→ SELECTED EXCERPT:
I am having a hard time getting into the holiday spirit. I have so much to complain about that it’s hard to feel thankful. Which might be because we’re not actually having a Thanksgiving meal. It’s hard to get in the mood when there’s no turkey and pumpkin pie. Maybe it’s because I’m meeting with another surgeon to discuss back surgery…again. That can really suck the merry out of things, too. Or because our two “girl” rabbits had babies, and now I find myself taking care of a mother and three babies that have to be separated from the dad…or we’ll end up with even more. Also NOT on my list of fun. Cleaning up after and feeding 5 rabbits was not what I signed on for. Plus there’s the addition on our house that has cost more in time and money than we expected, and still isn’t close to being done. And there’s the snow. We’ve had major snow in the last week – and of course my Hot Oil Man is gone. I’ve spent HOURS in the last week shoveling snow. We went from beautiful fall weather to -20 degrees with a foot a snow and icy roads practically over night. First semester grade conferences are also due, and I haven’t had a chance to schedule ours because I haven’t had a spare moment in the last month! And that’s not going to improve any time soon because I got selected for jury duty in the month of December…nothing says “Happy Holidays” like good ol’ jury duty. Here, you have to call in every day for the entire month to see if you’re needed the next day. So I pretty much can’t make any plans for the entire month of December, and I need to have babysitters standing by for the two weeks my Hot Oil Man will be gone. My tension level is through the roof and I’m feeling ungrateful instead of thankful.

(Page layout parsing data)
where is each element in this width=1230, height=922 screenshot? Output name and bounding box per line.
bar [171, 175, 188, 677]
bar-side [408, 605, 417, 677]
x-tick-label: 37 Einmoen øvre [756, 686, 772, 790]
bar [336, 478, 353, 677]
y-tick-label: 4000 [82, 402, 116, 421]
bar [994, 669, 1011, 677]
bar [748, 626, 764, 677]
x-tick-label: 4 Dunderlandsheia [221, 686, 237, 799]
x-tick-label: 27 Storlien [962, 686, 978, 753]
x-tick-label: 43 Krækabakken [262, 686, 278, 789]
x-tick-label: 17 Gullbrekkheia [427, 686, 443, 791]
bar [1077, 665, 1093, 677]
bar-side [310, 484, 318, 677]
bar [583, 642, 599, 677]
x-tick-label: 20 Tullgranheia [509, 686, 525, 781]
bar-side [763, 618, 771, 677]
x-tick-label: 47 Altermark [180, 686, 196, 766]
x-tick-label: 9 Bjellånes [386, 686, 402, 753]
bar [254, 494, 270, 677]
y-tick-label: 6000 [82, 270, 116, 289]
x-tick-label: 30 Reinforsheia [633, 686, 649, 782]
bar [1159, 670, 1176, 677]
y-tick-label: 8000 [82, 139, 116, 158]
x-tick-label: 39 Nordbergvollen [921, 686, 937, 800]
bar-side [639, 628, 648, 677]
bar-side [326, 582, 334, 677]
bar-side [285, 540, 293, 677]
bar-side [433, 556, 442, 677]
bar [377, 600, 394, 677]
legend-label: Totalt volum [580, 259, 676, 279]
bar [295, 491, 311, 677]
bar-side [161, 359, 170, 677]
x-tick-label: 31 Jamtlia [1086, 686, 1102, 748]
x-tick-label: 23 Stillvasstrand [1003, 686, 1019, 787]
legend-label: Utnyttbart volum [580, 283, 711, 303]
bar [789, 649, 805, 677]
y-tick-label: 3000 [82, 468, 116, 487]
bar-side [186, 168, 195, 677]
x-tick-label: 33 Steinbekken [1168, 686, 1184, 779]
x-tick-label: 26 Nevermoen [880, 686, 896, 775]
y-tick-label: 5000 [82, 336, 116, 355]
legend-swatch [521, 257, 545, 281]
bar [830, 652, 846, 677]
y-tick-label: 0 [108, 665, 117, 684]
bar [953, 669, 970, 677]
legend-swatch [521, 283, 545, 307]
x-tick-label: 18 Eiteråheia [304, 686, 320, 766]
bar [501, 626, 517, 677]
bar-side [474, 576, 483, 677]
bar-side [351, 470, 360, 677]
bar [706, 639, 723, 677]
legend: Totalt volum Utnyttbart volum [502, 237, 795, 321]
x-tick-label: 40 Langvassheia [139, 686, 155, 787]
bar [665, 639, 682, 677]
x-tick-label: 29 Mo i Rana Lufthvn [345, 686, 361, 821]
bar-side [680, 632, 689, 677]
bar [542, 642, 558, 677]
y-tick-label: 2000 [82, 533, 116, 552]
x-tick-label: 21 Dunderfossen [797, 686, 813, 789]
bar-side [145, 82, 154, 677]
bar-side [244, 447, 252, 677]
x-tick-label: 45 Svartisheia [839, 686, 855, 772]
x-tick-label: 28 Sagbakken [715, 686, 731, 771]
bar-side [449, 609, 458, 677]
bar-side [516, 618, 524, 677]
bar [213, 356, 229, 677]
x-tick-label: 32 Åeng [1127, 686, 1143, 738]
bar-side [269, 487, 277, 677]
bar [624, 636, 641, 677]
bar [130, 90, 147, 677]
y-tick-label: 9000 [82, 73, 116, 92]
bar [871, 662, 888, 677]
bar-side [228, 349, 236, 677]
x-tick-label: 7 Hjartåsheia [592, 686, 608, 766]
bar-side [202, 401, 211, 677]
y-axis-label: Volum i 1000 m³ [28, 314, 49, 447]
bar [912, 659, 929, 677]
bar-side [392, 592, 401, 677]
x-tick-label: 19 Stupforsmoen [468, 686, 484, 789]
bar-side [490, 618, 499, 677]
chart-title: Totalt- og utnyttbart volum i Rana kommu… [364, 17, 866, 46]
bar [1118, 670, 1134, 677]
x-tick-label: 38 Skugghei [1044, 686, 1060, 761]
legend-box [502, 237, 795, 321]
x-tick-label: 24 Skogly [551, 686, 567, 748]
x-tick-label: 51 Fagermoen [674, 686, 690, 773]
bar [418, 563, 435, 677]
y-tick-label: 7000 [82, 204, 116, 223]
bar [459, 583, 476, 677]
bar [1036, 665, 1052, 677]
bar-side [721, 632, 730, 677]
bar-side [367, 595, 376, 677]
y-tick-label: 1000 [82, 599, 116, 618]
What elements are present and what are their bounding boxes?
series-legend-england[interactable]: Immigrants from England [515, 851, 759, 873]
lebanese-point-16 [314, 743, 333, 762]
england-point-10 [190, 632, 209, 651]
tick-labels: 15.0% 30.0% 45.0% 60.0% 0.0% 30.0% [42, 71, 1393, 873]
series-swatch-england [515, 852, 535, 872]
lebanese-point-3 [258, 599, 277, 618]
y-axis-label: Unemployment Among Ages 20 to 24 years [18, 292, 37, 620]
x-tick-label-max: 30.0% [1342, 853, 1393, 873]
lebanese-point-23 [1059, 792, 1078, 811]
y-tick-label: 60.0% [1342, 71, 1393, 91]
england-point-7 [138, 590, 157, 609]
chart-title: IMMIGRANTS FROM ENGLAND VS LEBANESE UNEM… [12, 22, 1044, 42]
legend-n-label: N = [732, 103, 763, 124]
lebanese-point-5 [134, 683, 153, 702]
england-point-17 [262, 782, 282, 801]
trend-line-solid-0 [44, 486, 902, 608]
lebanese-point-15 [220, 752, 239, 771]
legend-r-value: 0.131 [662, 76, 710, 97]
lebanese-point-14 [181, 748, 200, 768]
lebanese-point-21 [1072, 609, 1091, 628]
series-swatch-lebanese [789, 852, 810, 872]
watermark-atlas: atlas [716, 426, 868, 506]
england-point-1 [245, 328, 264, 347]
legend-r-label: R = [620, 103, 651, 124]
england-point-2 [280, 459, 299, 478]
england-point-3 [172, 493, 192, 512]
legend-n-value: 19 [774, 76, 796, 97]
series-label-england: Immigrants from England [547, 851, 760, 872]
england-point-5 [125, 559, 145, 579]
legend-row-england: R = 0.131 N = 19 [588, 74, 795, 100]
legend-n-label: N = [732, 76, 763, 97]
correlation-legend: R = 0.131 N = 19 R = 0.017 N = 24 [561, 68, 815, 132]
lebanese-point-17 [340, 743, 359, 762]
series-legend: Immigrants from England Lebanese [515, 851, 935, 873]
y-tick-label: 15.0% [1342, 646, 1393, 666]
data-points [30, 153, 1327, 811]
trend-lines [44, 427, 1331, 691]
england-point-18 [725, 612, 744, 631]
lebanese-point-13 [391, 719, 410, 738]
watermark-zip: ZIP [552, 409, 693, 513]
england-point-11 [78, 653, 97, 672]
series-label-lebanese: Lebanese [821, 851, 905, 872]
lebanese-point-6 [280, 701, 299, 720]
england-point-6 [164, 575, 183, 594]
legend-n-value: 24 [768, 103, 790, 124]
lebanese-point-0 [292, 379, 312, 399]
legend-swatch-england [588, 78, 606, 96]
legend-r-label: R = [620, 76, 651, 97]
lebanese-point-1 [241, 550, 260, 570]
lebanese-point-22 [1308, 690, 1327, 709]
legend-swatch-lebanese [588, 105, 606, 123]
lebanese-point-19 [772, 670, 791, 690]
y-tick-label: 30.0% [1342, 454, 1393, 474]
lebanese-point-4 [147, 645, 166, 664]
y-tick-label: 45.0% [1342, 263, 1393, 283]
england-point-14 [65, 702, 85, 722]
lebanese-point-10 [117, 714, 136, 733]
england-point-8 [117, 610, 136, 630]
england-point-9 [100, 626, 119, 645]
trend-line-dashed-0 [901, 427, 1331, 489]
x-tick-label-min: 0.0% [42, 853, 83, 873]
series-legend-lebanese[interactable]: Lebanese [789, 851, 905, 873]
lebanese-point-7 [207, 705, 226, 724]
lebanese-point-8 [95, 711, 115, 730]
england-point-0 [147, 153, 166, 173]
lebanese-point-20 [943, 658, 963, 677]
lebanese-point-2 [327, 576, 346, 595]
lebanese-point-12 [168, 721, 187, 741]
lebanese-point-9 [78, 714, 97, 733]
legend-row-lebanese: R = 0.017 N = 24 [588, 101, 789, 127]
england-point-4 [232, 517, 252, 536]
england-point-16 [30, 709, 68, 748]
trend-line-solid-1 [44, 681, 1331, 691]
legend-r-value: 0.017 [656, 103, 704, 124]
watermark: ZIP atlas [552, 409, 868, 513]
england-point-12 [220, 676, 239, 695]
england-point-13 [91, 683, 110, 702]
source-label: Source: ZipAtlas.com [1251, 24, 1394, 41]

→ TASK INSTRUCTIONS: Could you resume the post about struggling to feel thankful during the holidays, picking up right after its final sentence? You can set the records aside; they aren't needed for anything here.

→ WRITTEN ANSWER:
But I don’t want to be a Grinch! I’m going to work on my attitude and outlook. I need to take the advice that I give to my kids, which is you can’t be upset while you’re thinking about all your blessings. There’s no room for negative thoughts if your mind is occupied with the positive. So in the midst of my stress and self-pity, I need to come up with a list of blessings to turn my Ungrateful Thanksgiving into a Happy Thanksgiving.
I am thankful for my wonderful husband and his job. I have amazing friends and family. I’m thankful for my kids and the opportunity to homeschool – even when it does cause extra work and stress. The time we’ve spent together is worth it. I’m thankful I have a warm house. Even with all the issues we’ve had with it lately, just having a place to call home is such a blessing. I’m glad we’re safe and protected and live in a place where we’re allowed to worship God. I’m thankful there’s food on our table – even if it isn’t a turkey and all the fixings.
I don’t have to look very hard and I can see numerous things to be thankful for. Thanksgiving is more than a meal, it’s a day to be grateful and concentrate on your blessings instead of your complaints. It’s a time to think about what you have, not what you want – and I have SO much.
After my attitude adjustment, I’m hoping for a Grateful Thanksgiving instead of a Grumpy Thanksgiving.